Recorded data
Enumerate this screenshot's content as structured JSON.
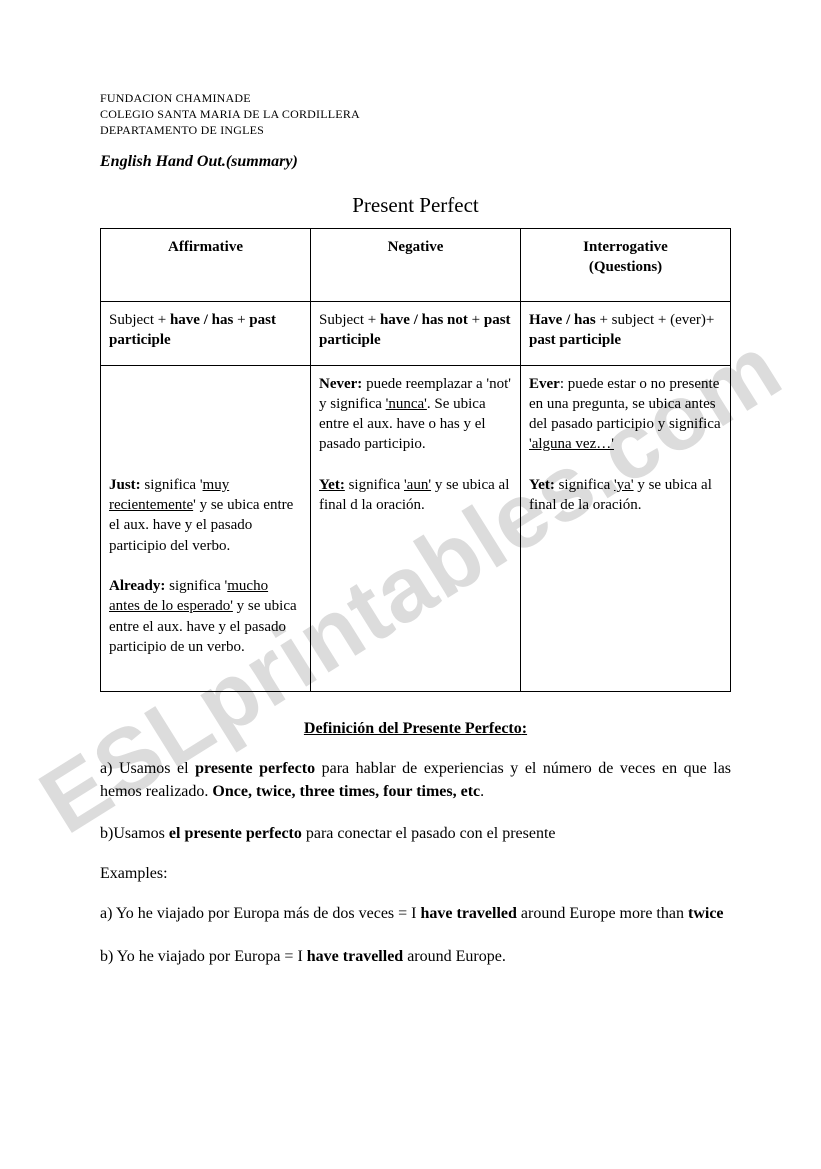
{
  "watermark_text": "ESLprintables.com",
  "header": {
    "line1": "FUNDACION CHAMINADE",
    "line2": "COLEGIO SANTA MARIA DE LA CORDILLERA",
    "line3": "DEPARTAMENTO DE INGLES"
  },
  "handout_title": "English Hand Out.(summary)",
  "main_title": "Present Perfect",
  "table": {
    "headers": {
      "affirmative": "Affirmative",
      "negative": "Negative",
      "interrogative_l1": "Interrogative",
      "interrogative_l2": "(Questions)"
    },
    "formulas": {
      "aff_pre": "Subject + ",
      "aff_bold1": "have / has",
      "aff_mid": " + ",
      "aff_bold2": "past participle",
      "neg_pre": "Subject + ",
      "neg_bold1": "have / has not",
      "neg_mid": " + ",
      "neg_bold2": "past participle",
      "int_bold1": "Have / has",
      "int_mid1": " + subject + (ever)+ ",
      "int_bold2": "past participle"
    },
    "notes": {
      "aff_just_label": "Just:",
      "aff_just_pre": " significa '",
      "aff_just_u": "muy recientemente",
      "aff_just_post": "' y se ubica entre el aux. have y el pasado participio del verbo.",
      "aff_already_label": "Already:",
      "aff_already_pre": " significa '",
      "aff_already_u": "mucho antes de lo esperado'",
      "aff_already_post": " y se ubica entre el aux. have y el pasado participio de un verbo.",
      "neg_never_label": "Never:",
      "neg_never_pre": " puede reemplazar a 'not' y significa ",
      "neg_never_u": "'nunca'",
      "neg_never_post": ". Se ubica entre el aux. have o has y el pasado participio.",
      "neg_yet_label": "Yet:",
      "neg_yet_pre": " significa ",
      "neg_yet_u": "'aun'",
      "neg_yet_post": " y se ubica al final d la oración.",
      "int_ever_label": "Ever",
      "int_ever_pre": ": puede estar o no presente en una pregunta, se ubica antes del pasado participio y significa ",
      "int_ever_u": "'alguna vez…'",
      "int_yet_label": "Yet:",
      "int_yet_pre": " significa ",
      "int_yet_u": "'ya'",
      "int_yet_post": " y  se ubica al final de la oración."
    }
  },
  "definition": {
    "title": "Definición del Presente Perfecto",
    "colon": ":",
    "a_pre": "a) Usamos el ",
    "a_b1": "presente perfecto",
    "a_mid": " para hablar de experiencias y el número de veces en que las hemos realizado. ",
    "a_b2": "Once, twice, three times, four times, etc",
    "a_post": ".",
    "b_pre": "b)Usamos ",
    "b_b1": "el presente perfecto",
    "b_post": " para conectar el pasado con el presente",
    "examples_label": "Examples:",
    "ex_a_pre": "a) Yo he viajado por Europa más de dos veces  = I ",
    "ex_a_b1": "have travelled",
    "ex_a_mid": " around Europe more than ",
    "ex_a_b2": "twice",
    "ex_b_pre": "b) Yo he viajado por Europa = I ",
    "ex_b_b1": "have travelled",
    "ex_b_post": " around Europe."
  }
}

THE PROBLEM: Show the lines where the word "verbo" appears in the entries.

OUTPUT FOR THIS EXERCISE:
      "aff_just_post": "' y se ubica entre el aux. have y el pasado participio del verbo.",
      "aff_already_post": " y se ubica entre el aux. have y el pasado participio de un verbo.",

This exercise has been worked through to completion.